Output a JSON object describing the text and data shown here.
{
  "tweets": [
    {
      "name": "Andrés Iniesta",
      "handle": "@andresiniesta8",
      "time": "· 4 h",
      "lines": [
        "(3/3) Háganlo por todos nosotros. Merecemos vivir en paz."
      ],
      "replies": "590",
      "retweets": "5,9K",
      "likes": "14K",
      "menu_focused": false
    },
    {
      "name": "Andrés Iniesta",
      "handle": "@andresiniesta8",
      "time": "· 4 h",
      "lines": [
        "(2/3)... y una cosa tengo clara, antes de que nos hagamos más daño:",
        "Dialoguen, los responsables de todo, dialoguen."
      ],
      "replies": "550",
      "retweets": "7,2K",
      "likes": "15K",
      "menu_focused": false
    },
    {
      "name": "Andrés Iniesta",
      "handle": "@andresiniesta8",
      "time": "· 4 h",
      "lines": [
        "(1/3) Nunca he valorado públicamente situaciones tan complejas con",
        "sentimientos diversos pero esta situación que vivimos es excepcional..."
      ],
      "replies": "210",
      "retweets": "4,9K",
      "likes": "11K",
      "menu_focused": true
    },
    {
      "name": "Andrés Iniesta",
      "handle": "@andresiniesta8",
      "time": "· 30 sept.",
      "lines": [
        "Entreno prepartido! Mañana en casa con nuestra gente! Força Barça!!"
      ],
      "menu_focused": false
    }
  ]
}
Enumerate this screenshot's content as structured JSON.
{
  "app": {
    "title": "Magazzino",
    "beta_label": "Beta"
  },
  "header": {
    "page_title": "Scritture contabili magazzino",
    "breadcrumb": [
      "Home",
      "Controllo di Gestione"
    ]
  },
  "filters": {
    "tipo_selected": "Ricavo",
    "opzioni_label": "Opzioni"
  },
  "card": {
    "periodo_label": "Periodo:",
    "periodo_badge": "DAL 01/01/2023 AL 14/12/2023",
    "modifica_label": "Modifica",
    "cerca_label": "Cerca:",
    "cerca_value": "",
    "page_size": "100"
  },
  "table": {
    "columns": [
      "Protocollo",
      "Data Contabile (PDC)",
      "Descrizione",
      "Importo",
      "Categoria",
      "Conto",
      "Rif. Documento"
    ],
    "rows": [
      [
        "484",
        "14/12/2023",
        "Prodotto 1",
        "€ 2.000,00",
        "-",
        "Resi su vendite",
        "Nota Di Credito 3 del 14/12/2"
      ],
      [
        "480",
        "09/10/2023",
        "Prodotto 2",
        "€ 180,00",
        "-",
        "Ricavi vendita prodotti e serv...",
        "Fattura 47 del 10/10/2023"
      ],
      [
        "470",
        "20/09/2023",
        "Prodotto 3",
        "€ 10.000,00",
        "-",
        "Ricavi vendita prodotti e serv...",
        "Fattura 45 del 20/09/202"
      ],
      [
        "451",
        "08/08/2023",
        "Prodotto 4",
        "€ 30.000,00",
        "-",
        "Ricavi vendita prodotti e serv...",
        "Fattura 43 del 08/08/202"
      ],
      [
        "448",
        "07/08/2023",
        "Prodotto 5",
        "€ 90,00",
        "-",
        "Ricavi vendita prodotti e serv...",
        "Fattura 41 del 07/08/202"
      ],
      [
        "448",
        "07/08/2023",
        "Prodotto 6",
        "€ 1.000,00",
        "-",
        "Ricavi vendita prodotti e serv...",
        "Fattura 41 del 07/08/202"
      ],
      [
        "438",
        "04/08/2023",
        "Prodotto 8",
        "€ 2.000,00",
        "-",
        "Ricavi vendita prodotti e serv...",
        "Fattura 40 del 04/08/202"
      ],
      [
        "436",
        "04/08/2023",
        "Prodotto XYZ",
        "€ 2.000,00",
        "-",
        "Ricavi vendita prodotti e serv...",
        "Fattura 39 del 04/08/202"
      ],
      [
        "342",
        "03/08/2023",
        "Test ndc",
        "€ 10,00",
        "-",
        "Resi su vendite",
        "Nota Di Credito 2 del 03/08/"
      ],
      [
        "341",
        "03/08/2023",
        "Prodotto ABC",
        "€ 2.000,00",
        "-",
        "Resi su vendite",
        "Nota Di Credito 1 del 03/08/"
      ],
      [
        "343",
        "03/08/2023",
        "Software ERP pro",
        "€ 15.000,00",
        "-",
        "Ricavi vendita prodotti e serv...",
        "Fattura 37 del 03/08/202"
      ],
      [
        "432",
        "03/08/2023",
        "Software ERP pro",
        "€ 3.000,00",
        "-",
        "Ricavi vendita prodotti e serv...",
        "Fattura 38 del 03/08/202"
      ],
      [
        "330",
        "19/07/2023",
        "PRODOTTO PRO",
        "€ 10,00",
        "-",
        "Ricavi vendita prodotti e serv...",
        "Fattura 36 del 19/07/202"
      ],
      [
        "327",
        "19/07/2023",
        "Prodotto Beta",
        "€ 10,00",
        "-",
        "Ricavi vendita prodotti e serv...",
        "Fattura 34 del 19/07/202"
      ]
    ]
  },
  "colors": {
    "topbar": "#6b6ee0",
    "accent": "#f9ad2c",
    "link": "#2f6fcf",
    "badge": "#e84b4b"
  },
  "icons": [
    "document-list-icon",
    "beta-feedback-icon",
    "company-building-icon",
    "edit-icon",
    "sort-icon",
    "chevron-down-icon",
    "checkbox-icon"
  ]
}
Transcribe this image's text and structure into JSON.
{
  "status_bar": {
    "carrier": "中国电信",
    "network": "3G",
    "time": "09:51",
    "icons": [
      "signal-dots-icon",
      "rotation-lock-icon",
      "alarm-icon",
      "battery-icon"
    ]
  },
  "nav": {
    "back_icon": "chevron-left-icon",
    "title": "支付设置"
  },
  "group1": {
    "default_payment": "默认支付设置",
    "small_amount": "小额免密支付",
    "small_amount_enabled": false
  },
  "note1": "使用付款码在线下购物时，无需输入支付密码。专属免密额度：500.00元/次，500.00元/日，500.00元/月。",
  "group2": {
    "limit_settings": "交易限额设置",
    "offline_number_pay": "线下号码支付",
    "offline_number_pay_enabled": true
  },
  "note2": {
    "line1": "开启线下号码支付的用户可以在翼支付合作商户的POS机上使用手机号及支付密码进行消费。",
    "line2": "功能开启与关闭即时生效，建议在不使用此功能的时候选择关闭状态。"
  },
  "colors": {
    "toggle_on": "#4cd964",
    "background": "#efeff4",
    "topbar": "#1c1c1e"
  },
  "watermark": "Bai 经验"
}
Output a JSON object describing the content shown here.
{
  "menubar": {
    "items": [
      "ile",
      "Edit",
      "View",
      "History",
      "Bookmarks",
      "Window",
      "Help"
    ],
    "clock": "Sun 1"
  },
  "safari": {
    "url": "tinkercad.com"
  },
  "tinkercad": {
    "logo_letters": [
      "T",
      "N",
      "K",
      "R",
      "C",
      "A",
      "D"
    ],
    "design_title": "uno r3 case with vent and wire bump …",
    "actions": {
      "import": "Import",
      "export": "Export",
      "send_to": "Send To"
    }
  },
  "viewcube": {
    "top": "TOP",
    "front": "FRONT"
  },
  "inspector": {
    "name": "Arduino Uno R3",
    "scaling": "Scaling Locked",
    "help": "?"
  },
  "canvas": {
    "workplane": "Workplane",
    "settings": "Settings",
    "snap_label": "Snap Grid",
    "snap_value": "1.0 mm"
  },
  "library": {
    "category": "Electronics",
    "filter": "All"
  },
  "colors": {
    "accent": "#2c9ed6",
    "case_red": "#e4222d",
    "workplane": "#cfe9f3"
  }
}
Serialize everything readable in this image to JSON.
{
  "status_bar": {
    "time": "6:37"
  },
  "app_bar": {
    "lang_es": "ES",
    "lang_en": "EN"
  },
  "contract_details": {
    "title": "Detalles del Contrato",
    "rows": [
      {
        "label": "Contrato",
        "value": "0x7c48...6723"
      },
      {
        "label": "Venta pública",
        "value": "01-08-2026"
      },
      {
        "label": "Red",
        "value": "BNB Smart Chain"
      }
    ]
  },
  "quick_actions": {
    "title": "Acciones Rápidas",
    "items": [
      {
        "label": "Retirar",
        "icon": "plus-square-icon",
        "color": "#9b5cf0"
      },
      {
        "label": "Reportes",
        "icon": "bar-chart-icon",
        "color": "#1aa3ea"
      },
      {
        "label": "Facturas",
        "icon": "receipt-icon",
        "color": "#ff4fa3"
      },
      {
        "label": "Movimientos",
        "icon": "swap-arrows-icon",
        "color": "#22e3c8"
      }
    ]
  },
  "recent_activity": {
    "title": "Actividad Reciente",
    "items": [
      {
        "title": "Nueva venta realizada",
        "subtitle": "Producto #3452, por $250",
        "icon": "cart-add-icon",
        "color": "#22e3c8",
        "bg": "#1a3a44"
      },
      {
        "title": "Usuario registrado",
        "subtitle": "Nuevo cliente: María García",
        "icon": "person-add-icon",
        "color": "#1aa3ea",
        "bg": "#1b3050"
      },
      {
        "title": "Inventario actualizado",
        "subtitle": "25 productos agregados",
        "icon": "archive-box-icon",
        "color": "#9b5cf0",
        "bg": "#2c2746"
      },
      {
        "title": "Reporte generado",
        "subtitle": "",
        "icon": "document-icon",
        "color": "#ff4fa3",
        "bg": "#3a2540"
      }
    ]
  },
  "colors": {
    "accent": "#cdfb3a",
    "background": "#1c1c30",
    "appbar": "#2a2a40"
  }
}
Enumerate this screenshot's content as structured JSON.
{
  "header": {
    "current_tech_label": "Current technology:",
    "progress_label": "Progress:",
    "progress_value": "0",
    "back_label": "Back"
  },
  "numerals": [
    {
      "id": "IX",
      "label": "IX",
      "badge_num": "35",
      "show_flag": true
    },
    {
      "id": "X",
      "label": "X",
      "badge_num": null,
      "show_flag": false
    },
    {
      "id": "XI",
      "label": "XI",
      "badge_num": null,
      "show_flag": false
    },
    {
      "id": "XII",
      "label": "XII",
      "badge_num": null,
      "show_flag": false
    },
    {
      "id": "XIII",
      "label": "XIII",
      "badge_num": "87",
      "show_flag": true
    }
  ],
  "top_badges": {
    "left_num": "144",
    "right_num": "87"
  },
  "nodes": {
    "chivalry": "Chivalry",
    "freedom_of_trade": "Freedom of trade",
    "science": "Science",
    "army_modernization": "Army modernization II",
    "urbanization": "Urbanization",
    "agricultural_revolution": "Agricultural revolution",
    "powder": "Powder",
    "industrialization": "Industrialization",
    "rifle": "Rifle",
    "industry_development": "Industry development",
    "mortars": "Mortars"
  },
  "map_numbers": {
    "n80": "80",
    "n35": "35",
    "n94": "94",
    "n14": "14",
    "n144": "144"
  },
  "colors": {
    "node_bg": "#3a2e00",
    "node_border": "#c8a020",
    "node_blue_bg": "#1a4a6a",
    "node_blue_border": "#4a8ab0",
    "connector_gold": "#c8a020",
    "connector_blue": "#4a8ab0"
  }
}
┄┄┄┄┄┄┄┄┄┄
§ TASK DIRECTIONS
In the records above, find each line holding "Contrato" and copy it.

§ CORRECT ANSWER
    "title": "Detalles del Contrato",
        "label": "Contrato",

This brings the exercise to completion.